◆ Records that describe figures
───
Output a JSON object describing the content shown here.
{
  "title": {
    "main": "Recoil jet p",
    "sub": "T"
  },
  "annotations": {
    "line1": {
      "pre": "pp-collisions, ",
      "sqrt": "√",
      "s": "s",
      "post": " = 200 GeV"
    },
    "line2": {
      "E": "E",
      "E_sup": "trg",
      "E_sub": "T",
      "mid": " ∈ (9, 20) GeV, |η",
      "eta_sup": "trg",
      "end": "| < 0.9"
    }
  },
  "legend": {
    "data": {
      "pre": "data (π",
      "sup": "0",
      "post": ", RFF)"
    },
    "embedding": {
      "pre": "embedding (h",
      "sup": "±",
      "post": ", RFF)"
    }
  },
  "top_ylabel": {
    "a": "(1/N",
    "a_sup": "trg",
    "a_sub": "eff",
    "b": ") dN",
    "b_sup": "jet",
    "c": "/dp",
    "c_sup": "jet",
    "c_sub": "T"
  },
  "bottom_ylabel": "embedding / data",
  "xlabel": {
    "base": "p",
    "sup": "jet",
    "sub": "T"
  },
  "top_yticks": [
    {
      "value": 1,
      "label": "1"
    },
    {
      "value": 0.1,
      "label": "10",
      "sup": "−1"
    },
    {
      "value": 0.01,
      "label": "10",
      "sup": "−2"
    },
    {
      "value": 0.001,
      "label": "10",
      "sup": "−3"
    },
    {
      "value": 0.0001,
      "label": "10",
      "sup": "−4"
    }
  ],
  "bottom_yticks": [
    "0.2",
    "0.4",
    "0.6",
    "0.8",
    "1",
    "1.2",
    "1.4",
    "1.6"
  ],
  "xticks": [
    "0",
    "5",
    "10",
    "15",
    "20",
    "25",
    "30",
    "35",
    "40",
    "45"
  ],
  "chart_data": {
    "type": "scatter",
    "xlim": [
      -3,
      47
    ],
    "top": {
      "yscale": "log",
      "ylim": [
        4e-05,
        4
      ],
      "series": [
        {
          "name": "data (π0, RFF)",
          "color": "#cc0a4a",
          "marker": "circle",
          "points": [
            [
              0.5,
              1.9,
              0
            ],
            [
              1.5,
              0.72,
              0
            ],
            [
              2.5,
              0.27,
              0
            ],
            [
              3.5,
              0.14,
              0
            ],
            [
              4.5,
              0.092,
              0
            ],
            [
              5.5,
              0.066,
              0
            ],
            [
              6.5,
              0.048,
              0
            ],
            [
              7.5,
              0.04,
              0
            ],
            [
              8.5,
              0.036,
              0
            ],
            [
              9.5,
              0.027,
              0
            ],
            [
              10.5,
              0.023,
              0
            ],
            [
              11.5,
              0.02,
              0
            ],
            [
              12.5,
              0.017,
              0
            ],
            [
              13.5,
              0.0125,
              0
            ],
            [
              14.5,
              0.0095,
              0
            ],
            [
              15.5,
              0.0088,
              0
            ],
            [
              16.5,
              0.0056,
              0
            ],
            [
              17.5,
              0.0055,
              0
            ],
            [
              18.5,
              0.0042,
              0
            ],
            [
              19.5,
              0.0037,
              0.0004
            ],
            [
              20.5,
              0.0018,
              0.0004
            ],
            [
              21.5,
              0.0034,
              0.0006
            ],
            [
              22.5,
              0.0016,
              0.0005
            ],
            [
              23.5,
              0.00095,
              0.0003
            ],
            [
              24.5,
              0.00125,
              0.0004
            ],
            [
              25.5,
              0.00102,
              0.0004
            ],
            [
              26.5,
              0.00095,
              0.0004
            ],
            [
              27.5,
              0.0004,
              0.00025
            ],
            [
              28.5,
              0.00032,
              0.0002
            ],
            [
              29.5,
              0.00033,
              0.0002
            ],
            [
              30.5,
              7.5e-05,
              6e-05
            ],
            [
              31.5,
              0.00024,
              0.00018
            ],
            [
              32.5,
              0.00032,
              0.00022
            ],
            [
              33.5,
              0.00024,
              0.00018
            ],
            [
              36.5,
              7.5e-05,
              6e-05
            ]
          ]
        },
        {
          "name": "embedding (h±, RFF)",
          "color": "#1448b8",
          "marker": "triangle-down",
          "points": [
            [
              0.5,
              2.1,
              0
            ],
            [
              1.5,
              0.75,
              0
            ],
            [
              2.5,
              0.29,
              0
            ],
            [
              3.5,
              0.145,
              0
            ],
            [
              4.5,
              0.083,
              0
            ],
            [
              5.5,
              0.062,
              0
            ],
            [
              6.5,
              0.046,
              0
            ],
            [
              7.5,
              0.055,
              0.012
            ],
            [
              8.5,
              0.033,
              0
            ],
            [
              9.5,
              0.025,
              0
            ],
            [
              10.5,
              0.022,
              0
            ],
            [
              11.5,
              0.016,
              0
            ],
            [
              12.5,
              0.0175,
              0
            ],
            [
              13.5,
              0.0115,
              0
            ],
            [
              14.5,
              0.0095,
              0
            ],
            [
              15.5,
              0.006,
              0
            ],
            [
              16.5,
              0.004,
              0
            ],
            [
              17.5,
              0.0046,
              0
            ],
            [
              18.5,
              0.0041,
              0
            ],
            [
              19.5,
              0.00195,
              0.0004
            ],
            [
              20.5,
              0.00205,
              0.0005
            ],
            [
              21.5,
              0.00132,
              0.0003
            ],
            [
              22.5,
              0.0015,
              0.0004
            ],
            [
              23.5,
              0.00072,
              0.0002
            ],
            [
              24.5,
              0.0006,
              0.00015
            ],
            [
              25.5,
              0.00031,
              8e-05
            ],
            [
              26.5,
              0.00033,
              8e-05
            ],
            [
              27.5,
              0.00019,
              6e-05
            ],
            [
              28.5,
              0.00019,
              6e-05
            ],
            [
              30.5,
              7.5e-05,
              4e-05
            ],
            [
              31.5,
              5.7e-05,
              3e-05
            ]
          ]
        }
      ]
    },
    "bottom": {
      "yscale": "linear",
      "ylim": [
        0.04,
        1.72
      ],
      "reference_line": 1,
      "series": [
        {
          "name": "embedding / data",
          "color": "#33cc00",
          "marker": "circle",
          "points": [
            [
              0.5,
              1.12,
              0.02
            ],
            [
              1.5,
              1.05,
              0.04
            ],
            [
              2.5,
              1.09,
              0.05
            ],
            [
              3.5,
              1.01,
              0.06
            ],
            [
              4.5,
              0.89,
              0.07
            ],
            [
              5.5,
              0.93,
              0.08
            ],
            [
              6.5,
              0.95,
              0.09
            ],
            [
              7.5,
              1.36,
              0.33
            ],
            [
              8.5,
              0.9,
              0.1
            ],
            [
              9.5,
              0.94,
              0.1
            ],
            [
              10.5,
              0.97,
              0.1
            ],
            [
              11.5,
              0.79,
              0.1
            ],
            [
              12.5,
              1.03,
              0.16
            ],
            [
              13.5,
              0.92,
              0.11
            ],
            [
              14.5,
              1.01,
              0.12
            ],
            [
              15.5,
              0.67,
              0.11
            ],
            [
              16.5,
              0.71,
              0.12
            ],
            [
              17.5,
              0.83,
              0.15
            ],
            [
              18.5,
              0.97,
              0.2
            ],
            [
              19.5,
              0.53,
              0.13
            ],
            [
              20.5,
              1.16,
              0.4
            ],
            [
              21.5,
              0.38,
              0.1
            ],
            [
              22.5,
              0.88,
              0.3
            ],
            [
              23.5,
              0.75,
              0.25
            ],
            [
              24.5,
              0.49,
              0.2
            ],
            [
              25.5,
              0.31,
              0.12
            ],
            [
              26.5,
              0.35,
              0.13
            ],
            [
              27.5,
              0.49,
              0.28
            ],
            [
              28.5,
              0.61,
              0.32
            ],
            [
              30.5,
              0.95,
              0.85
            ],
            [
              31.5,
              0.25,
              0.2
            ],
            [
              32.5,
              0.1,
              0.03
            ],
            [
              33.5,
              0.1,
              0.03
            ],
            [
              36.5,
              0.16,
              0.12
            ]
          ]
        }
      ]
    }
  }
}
───
◆ EXERCISE DETAILS
In the material above, how many lines hold the word "color"? Say only the number.

◆ RESPONSE TO THIS TASK
3